The exercise asks for every line of the data to be reproduced exactly.

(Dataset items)
* * * *

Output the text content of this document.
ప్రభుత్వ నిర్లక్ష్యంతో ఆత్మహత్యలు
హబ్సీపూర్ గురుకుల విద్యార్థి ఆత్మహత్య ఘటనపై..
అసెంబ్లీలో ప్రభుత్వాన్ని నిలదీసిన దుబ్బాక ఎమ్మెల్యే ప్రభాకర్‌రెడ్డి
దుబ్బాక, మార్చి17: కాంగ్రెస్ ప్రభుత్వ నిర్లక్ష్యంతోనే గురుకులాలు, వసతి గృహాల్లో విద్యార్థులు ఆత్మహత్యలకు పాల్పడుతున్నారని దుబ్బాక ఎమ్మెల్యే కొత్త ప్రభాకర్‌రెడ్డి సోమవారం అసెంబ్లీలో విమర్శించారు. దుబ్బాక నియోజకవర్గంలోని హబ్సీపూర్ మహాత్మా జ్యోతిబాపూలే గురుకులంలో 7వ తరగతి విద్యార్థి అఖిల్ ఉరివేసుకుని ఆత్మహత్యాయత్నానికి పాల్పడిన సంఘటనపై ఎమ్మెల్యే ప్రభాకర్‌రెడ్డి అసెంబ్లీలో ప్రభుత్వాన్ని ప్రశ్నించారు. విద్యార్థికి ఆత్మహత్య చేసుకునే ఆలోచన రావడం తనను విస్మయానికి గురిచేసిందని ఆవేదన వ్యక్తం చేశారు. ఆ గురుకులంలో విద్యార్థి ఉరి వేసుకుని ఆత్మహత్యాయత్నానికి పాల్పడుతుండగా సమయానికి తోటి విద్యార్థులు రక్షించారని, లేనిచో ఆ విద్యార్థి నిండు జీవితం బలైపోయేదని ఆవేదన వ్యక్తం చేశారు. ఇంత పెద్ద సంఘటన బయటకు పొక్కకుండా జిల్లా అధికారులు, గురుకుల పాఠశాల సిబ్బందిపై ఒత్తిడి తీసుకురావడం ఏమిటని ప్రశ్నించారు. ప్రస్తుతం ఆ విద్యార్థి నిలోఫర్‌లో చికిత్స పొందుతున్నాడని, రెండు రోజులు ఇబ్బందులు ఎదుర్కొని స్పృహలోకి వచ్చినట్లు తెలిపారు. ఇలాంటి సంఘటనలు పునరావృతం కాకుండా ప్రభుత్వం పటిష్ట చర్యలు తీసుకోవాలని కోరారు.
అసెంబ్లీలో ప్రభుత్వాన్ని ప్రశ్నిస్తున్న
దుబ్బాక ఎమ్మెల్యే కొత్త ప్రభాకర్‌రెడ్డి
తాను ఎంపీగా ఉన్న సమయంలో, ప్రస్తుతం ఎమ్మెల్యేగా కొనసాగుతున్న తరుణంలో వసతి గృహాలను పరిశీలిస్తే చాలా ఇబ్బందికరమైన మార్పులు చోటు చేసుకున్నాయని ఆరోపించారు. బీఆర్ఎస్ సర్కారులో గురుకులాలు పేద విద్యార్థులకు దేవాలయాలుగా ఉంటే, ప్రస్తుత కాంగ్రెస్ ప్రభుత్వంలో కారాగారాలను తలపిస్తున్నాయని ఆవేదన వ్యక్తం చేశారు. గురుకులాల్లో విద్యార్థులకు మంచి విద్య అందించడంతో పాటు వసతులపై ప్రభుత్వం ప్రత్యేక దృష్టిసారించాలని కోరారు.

* * * *

▶ Task response
Output the text content of this document.
ప్రభుత్వ నిర్లక్ష్యంతో ఆత్మహత్యలు
హబ్సీపూర్ గురుకుల విద్యార్థి ఆత్మహత్య ఘటనపై..
అసెంబ్లీలో ప్రభుత్వాన్ని నిలదీసిన దుబ్బాక ఎమ్మెల్యే ప్రభాకర్‌రెడ్డి
దుబ్బాక, మార్చి17: కాంగ్రెస్ ప్రభుత్వ నిర్లక్ష్యంతోనే గురుకులాలు, వసతి గృహాల్లో విద్యార్థులు ఆత్మహత్యలకు పాల్పడుతున్నారని దుబ్బాక ఎమ్మెల్యే కొత్త ప్రభాకర్‌రెడ్డి సోమవారం అసెంబ్లీలో విమర్శించారు. దుబ్బాక నియోజకవర్గంలోని హబ్సీపూర్ మహాత్మా జ్యోతిబాపూలే గురుకులంలో 7వ తరగతి విద్యార్థి అఖిల్ ఉరివేసుకుని ఆత్మహత్యాయత్నానికి పాల్పడిన సంఘటనపై ఎమ్మెల్యే ప్రభాకర్‌రెడ్డి అసెంబ్లీలో ప్రభుత్వాన్ని ప్రశ్నించారు. విద్యార్థికి ఆత్మహత్య చేసుకునే ఆలోచన రావడం తనను విస్మయానికి గురిచేసిందని ఆవేదన వ్యక్తం చేశారు. ఆ గురుకులంలో విద్యార్థి ఉరి వేసుకుని ఆత్మహత్యాయత్నానికి పాల్పడుతుండగా సమయానికి తోటి విద్యార్థులు రక్షించారని, లేనిచో ఆ విద్యార్థి నిండు జీవితం బలైపోయేదని ఆవేదన వ్యక్తం చేశారు. ఇంత పెద్ద సంఘటన బయటకు పొక్కకుండా జిల్లా అధికారులు, గురుకుల పాఠశాల సిబ్బందిపై ఒత్తిడి తీసుకురావడం ఏమిటని ప్రశ్నించారు. ప్రస్తుతం ఆ విద్యార్థి నిలోఫర్‌లో చికిత్స పొందుతున్నాడని, రెండు రోజులు ఇబ్బందులు ఎదుర్కొని స్పృహలోకి వచ్చినట్లు తెలిపారు. ఇలాంటి సంఘటనలు పునరావృతం కాకుండా ప్రభుత్వం పటిష్ట చర్యలు తీసుకోవాలని కోరారు.
అసెంబ్లీలో ప్రభుత్వాన్ని ప్రశ్నిస్తున్న
దుబ్బాక ఎమ్మెల్యే కొత్త ప్రభాకర్‌రెడ్డి
తాను ఎంపీగా ఉన్న సమయంలో, ప్రస్తుతం ఎమ్మెల్యేగా కొనసాగుతున్న తరుణంలో వసతి గృహాలను పరిశీలిస్తే చాలా ఇబ్బందికరమైన మార్పులు చోటు చేసుకున్నాయని ఆరోపించారు. బీఆర్ఎస్ సర్కారులో గురుకులాలు పేద విద్యార్థులకు దేవాలయాలుగా ఉంటే, ప్రస్తుత కాంగ్రెస్ ప్రభుత్వంలో కారాగారాలను తలపిస్తున్నాయని ఆవేదన వ్యక్తం చేశారు. గురుకులాల్లో విద్యార్థులకు మంచి విద్య అందించడంతో పాటు వసతులపై ప్రభుత్వం ప్రత్యేక దృష్టిసారించాలని కోరారు.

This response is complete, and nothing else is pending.